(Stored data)
[Begin]

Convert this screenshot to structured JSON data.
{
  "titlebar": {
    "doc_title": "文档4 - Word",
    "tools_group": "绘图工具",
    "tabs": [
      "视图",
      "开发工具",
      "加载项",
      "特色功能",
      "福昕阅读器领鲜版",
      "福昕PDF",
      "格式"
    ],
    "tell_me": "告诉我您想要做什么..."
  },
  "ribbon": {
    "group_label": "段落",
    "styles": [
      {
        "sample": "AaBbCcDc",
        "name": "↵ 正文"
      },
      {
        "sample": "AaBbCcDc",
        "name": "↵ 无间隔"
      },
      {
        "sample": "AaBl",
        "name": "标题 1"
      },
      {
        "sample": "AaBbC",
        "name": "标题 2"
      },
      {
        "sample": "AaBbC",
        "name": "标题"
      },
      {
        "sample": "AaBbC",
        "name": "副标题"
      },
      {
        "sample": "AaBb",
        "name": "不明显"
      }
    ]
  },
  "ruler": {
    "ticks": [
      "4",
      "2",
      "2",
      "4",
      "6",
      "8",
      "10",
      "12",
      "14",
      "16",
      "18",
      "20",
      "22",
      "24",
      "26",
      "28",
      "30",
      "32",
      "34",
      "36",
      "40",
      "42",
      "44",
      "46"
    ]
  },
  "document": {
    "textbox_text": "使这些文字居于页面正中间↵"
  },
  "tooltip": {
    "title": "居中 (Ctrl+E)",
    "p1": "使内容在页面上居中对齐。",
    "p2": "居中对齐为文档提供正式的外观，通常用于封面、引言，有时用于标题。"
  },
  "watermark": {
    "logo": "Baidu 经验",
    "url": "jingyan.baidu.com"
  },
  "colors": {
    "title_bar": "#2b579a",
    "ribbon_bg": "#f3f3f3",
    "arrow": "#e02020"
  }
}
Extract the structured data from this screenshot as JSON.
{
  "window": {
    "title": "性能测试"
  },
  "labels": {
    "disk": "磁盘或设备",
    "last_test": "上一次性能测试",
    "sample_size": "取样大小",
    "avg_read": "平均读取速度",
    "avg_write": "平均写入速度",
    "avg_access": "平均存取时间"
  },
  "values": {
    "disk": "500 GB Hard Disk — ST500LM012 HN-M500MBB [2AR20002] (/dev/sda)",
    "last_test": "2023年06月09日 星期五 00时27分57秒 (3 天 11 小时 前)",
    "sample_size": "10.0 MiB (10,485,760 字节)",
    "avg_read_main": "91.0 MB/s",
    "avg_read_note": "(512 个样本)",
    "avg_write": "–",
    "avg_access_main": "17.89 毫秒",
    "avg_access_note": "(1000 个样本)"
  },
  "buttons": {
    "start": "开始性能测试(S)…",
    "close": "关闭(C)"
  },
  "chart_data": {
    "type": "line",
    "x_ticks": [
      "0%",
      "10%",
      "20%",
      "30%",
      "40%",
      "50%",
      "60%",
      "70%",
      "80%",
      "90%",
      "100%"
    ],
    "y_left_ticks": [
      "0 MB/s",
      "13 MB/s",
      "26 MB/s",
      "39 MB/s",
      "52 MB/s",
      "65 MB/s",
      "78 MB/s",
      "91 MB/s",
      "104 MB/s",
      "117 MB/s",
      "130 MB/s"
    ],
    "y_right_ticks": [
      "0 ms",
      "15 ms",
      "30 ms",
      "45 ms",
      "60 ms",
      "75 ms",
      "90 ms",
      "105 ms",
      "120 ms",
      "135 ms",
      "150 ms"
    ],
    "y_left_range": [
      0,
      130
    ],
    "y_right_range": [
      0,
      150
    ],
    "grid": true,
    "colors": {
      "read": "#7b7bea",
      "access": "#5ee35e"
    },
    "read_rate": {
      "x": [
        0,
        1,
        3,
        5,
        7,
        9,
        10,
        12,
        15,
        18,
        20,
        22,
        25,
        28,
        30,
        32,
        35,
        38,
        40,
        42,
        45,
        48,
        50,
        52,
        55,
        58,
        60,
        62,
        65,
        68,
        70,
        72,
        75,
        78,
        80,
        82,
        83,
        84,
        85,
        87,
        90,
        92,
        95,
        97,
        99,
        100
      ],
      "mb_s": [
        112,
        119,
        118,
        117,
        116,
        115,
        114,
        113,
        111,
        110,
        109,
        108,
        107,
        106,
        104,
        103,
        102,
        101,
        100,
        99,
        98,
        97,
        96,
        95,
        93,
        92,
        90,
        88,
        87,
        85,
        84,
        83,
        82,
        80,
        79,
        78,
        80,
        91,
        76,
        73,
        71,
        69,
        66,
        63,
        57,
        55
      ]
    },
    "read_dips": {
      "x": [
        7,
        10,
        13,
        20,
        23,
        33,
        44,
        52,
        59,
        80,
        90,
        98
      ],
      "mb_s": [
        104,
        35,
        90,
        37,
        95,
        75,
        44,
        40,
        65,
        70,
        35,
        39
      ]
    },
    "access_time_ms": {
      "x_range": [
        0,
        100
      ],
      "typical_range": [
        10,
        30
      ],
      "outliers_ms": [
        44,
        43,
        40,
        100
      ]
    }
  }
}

[End]

**REQUEST:**
Can you restate every record above word for word?

**WRITTEN ANSWER:**
Convert this screenshot to structured JSON data.
{
  "titlebar": {
    "doc_title": "文档4 - Word",
    "tools_group": "绘图工具",
    "tabs": [
      "视图",
      "开发工具",
      "加载项",
      "特色功能",
      "福昕阅读器领鲜版",
      "福昕PDF",
      "格式"
    ],
    "tell_me": "告诉我您想要做什么..."
  },
  "ribbon": {
    "group_label": "段落",
    "styles": [
      {
        "sample": "AaBbCcDc",
        "name": "↵ 正文"
      },
      {
        "sample": "AaBbCcDc",
        "name": "↵ 无间隔"
      },
      {
        "sample": "AaBl",
        "name": "标题 1"
      },
      {
        "sample": "AaBbC",
        "name": "标题 2"
      },
      {
        "sample": "AaBbC",
        "name": "标题"
      },
      {
        "sample": "AaBbC",
        "name": "副标题"
      },
      {
        "sample": "AaBb",
        "name": "不明显"
      }
    ]
  },
  "ruler": {
    "ticks": [
      "4",
      "2",
      "2",
      "4",
      "6",
      "8",
      "10",
      "12",
      "14",
      "16",
      "18",
      "20",
      "22",
      "24",
      "26",
      "28",
      "30",
      "32",
      "34",
      "36",
      "40",
      "42",
      "44",
      "46"
    ]
  },
  "document": {
    "textbox_text": "使这些文字居于页面正中间↵"
  },
  "tooltip": {
    "title": "居中 (Ctrl+E)",
    "p1": "使内容在页面上居中对齐。",
    "p2": "居中对齐为文档提供正式的外观，通常用于封面、引言，有时用于标题。"
  },
  "watermark": {
    "logo": "Baidu 经验",
    "url": "jingyan.baidu.com"
  },
  "colors": {
    "title_bar": "#2b579a",
    "ribbon_bg": "#f3f3f3",
    "arrow": "#e02020"
  }
}
Extract the structured data from this screenshot as JSON.
{
  "window": {
    "title": "性能测试"
  },
  "labels": {
    "disk": "磁盘或设备",
    "last_test": "上一次性能测试",
    "sample_size": "取样大小",
    "avg_read": "平均读取速度",
    "avg_write": "平均写入速度",
    "avg_access": "平均存取时间"
  },
  "values": {
    "disk": "500 GB Hard Disk — ST500LM012 HN-M500MBB [2AR20002] (/dev/sda)",
    "last_test": "2023年06月09日 星期五 00时27分57秒 (3 天 11 小时 前)",
    "sample_size": "10.0 MiB (10,485,760 字节)",
    "avg_read_main": "91.0 MB/s",
    "avg_read_note": "(512 个样本)",
    "avg_write": "–",
    "avg_access_main": "17.89 毫秒",
    "avg_access_note": "(1000 个样本)"
  },
  "buttons": {
    "start": "开始性能测试(S)…",
    "close": "关闭(C)"
  },
  "chart_data": {
    "type": "line",
    "x_ticks": [
      "0%",
      "10%",
      "20%",
      "30%",
      "40%",
      "50%",
      "60%",
      "70%",
      "80%",
      "90%",
      "100%"
    ],
    "y_left_ticks": [
      "0 MB/s",
      "13 MB/s",
      "26 MB/s",
      "39 MB/s",
      "52 MB/s",
      "65 MB/s",
      "78 MB/s",
      "91 MB/s",
      "104 MB/s",
      "117 MB/s",
      "130 MB/s"
    ],
    "y_right_ticks": [
      "0 ms",
      "15 ms",
      "30 ms",
      "45 ms",
      "60 ms",
      "75 ms",
      "90 ms",
      "105 ms",
      "120 ms",
      "135 ms",
      "150 ms"
    ],
    "y_left_range": [
      0,
      130
    ],
    "y_right_range": [
      0,
      150
    ],
    "grid": true,
    "colors": {
      "read": "#7b7bea",
      "access": "#5ee35e"
    },
    "read_rate": {
      "x": [
        0,
        1,
        3,
        5,
        7,
        9,
        10,
        12,
        15,
        18,
        20,
        22,
        25,
        28,
        30,
        32,
        35,
        38,
        40,
        42,
        45,
        48,
        50,
        52,
        55,
        58,
        60,
        62,
        65,
        68,
        70,
        72,
        75,
        78,
        80,
        82,
        83,
        84,
        85,
        87,
        90,
        92,
        95,
        97,
        99,
        100
      ],
      "mb_s": [
        112,
        119,
        118,
        117,
        116,
        115,
        114,
        113,
        111,
        110,
        109,
        108,
        107,
        106,
        104,
        103,
        102,
        101,
        100,
        99,
        98,
        97,
        96,
        95,
        93,
        92,
        90,
        88,
        87,
        85,
        84,
        83,
        82,
        80,
        79,
        78,
        80,
        91,
        76,
        73,
        71,
        69,
        66,
        63,
        57,
        55
      ]
    },
    "read_dips": {
      "x": [
        7,
        10,
        13,
        20,
        23,
        33,
        44,
        52,
        59,
        80,
        90,
        98
      ],
      "mb_s": [
        104,
        35,
        90,
        37,
        95,
        75,
        44,
        40,
        65,
        70,
        35,
        39
      ]
    },
    "access_time_ms": {
      "x_range": [
        0,
        100
      ],
      "typical_range": [
        10,
        30
      ],
      "outliers_ms": [
        44,
        43,
        40,
        100
      ]
    }
  }
}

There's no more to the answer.